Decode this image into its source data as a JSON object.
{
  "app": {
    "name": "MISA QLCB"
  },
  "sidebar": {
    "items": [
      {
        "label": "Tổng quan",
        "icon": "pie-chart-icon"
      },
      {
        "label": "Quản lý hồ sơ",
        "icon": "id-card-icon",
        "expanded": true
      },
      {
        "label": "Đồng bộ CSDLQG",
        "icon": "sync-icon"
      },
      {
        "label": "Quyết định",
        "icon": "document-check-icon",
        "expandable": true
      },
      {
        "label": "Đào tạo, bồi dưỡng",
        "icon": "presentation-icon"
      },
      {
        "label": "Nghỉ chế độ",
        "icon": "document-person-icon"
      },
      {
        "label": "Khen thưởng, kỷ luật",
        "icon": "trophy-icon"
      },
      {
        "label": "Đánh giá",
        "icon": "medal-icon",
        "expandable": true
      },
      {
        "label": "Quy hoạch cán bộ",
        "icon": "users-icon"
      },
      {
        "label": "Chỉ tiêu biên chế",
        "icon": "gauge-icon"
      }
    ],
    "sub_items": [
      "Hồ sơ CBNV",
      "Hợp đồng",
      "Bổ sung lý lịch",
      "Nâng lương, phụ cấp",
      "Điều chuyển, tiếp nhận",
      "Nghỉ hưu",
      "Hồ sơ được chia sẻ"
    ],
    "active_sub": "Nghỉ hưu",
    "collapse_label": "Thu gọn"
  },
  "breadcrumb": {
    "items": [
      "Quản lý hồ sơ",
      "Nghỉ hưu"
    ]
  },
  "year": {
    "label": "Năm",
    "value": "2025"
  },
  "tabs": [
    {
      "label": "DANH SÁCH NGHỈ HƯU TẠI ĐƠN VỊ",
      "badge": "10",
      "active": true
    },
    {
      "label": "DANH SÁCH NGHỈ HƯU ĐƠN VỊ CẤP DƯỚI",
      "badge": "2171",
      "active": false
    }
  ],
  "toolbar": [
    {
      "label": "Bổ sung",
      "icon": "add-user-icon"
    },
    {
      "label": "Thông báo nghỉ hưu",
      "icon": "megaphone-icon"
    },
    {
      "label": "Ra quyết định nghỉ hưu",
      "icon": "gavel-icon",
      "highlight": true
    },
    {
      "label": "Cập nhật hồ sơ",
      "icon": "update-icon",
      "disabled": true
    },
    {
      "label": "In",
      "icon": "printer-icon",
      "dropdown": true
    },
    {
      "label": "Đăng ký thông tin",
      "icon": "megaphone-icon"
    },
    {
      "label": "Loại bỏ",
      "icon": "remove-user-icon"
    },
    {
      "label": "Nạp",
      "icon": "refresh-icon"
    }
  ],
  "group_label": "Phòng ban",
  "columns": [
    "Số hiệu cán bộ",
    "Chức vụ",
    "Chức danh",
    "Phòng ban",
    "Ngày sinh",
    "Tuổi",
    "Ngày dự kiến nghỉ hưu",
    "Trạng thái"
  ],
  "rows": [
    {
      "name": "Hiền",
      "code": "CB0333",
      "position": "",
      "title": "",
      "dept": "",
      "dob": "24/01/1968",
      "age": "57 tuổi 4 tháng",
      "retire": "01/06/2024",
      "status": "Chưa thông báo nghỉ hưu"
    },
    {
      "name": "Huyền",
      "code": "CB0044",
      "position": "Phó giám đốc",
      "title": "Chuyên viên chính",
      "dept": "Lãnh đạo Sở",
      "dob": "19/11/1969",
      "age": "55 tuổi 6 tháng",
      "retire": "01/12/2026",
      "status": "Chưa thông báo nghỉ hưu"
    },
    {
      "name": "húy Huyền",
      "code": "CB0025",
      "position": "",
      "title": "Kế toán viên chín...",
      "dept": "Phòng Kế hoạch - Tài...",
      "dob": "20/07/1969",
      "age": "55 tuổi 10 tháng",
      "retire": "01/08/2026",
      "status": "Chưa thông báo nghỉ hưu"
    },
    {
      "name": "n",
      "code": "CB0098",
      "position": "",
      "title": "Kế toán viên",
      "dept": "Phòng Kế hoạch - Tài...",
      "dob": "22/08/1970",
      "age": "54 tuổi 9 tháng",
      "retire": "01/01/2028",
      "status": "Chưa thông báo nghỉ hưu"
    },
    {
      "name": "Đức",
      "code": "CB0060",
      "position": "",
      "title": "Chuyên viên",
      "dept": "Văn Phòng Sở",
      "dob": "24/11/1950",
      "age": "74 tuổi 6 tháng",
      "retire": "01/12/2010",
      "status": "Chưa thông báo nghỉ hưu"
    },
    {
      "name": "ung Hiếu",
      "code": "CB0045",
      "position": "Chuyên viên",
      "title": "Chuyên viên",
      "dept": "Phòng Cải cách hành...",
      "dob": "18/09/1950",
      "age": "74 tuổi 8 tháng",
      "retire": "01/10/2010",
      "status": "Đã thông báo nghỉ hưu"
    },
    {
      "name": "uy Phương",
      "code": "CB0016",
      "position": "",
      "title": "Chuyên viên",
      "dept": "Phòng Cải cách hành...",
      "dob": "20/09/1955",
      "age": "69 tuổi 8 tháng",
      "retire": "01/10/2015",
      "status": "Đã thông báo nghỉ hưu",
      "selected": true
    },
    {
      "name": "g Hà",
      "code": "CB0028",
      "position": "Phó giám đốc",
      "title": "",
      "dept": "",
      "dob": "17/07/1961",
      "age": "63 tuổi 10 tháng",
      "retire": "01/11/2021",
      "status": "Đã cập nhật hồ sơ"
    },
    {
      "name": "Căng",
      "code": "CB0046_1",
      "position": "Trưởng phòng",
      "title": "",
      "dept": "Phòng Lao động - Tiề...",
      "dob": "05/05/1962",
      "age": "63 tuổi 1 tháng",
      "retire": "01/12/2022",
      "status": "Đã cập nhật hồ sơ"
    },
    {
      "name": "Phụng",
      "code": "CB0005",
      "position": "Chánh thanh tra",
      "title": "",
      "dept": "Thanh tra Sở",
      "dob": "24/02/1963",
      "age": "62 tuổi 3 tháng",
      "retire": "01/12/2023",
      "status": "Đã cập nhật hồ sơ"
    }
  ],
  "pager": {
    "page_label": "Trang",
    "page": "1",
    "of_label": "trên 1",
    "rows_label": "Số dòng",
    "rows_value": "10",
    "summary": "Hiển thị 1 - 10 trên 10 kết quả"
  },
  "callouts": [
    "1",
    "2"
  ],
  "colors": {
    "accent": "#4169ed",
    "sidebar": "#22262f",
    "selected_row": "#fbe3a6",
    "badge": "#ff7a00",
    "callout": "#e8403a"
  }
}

□ □ □ □

• **TASK PROMPT**:
Recopy the whole listing exactly.

• **FULL ANSWER**:
Decode this image into its source data as a JSON object.
{
  "app": {
    "name": "MISA QLCB"
  },
  "sidebar": {
    "items": [
      {
        "label": "Tổng quan",
        "icon": "pie-chart-icon"
      },
      {
        "label": "Quản lý hồ sơ",
        "icon": "id-card-icon",
        "expanded": true
      },
      {
        "label": "Đồng bộ CSDLQG",
        "icon": "sync-icon"
      },
      {
        "label": "Quyết định",
        "icon": "document-check-icon",
        "expandable": true
      },
      {
        "label": "Đào tạo, bồi dưỡng",
        "icon": "presentation-icon"
      },
      {
        "label": "Nghỉ chế độ",
        "icon": "document-person-icon"
      },
      {
        "label": "Khen thưởng, kỷ luật",
        "icon": "trophy-icon"
      },
      {
        "label": "Đánh giá",
        "icon": "medal-icon",
        "expandable": true
      },
      {
        "label": "Quy hoạch cán bộ",
        "icon": "users-icon"
      },
      {
        "label": "Chỉ tiêu biên chế",
        "icon": "gauge-icon"
      }
    ],
    "sub_items": [
      "Hồ sơ CBNV",
      "Hợp đồng",
      "Bổ sung lý lịch",
      "Nâng lương, phụ cấp",
      "Điều chuyển, tiếp nhận",
      "Nghỉ hưu",
      "Hồ sơ được chia sẻ"
    ],
    "active_sub": "Nghỉ hưu",
    "collapse_label": "Thu gọn"
  },
  "breadcrumb": {
    "items": [
      "Quản lý hồ sơ",
      "Nghỉ hưu"
    ]
  },
  "year": {
    "label": "Năm",
    "value": "2025"
  },
  "tabs": [
    {
      "label": "DANH SÁCH NGHỈ HƯU TẠI ĐƠN VỊ",
      "badge": "10",
      "active": true
    },
    {
      "label": "DANH SÁCH NGHỈ HƯU ĐƠN VỊ CẤP DƯỚI",
      "badge": "2171",
      "active": false
    }
  ],
  "toolbar": [
    {
      "label": "Bổ sung",
      "icon": "add-user-icon"
    },
    {
      "label": "Thông báo nghỉ hưu",
      "icon": "megaphone-icon"
    },
    {
      "label": "Ra quyết định nghỉ hưu",
      "icon": "gavel-icon",
      "highlight": true
    },
    {
      "label": "Cập nhật hồ sơ",
      "icon": "update-icon",
      "disabled": true
    },
    {
      "label": "In",
      "icon": "printer-icon",
      "dropdown": true
    },
    {
      "label": "Đăng ký thông tin",
      "icon": "megaphone-icon"
    },
    {
      "label": "Loại bỏ",
      "icon": "remove-user-icon"
    },
    {
      "label": "Nạp",
      "icon": "refresh-icon"
    }
  ],
  "group_label": "Phòng ban",
  "columns": [
    "Số hiệu cán bộ",
    "Chức vụ",
    "Chức danh",
    "Phòng ban",
    "Ngày sinh",
    "Tuổi",
    "Ngày dự kiến nghỉ hưu",
    "Trạng thái"
  ],
  "rows": [
    {
      "name": "Hiền",
      "code": "CB0333",
      "position": "",
      "title": "",
      "dept": "",
      "dob": "24/01/1968",
      "age": "57 tuổi 4 tháng",
      "retire": "01/06/2024",
      "status": "Chưa thông báo nghỉ hưu"
    },
    {
      "name": "Huyền",
      "code": "CB0044",
      "position": "Phó giám đốc",
      "title": "Chuyên viên chính",
      "dept": "Lãnh đạo Sở",
      "dob": "19/11/1969",
      "age": "55 tuổi 6 tháng",
      "retire": "01/12/2026",
      "status": "Chưa thông báo nghỉ hưu"
    },
    {
      "name": "húy Huyền",
      "code": "CB0025",
      "position": "",
      "title": "Kế toán viên chín...",
      "dept": "Phòng Kế hoạch - Tài...",
      "dob": "20/07/1969",
      "age": "55 tuổi 10 tháng",
      "retire": "01/08/2026",
      "status": "Chưa thông báo nghỉ hưu"
    },
    {
      "name": "n",
      "code": "CB0098",
      "position": "",
      "title": "Kế toán viên",
      "dept": "Phòng Kế hoạch - Tài...",
      "dob": "22/08/1970",
      "age": "54 tuổi 9 tháng",
      "retire": "01/01/2028",
      "status": "Chưa thông báo nghỉ hưu"
    },
    {
      "name": "Đức",
      "code": "CB0060",
      "position": "",
      "title": "Chuyên viên",
      "dept": "Văn Phòng Sở",
      "dob": "24/11/1950",
      "age": "74 tuổi 6 tháng",
      "retire": "01/12/2010",
      "status": "Chưa thông báo nghỉ hưu"
    },
    {
      "name": "ung Hiếu",
      "code": "CB0045",
      "position": "Chuyên viên",
      "title": "Chuyên viên",
      "dept": "Phòng Cải cách hành...",
      "dob": "18/09/1950",
      "age": "74 tuổi 8 tháng",
      "retire": "01/10/2010",
      "status": "Đã thông báo nghỉ hưu"
    },
    {
      "name": "uy Phương",
      "code": "CB0016",
      "position": "",
      "title": "Chuyên viên",
      "dept": "Phòng Cải cách hành...",
      "dob": "20/09/1955",
      "age": "69 tuổi 8 tháng",
      "retire": "01/10/2015",
      "status": "Đã thông báo nghỉ hưu",
      "selected": true
    },
    {
      "name": "g Hà",
      "code": "CB0028",
      "position": "Phó giám đốc",
      "title": "",
      "dept": "",
      "dob": "17/07/1961",
      "age": "63 tuổi 10 tháng",
      "retire": "01/11/2021",
      "status": "Đã cập nhật hồ sơ"
    },
    {
      "name": "Căng",
      "code": "CB0046_1",
      "position": "Trưởng phòng",
      "title": "",
      "dept": "Phòng Lao động - Tiề...",
      "dob": "05/05/1962",
      "age": "63 tuổi 1 tháng",
      "retire": "01/12/2022",
      "status": "Đã cập nhật hồ sơ"
    },
    {
      "name": "Phụng",
      "code": "CB0005",
      "position": "Chánh thanh tra",
      "title": "",
      "dept": "Thanh tra Sở",
      "dob": "24/02/1963",
      "age": "62 tuổi 3 tháng",
      "retire": "01/12/2023",
      "status": "Đã cập nhật hồ sơ"
    }
  ],
  "pager": {
    "page_label": "Trang",
    "page": "1",
    "of_label": "trên 1",
    "rows_label": "Số dòng",
    "rows_value": "10",
    "summary": "Hiển thị 1 - 10 trên 10 kết quả"
  },
  "callouts": [
    "1",
    "2"
  ],
  "colors": {
    "accent": "#4169ed",
    "sidebar": "#22262f",
    "selected_row": "#fbe3a6",
    "badge": "#ff7a00",
    "callout": "#e8403a"
  }
}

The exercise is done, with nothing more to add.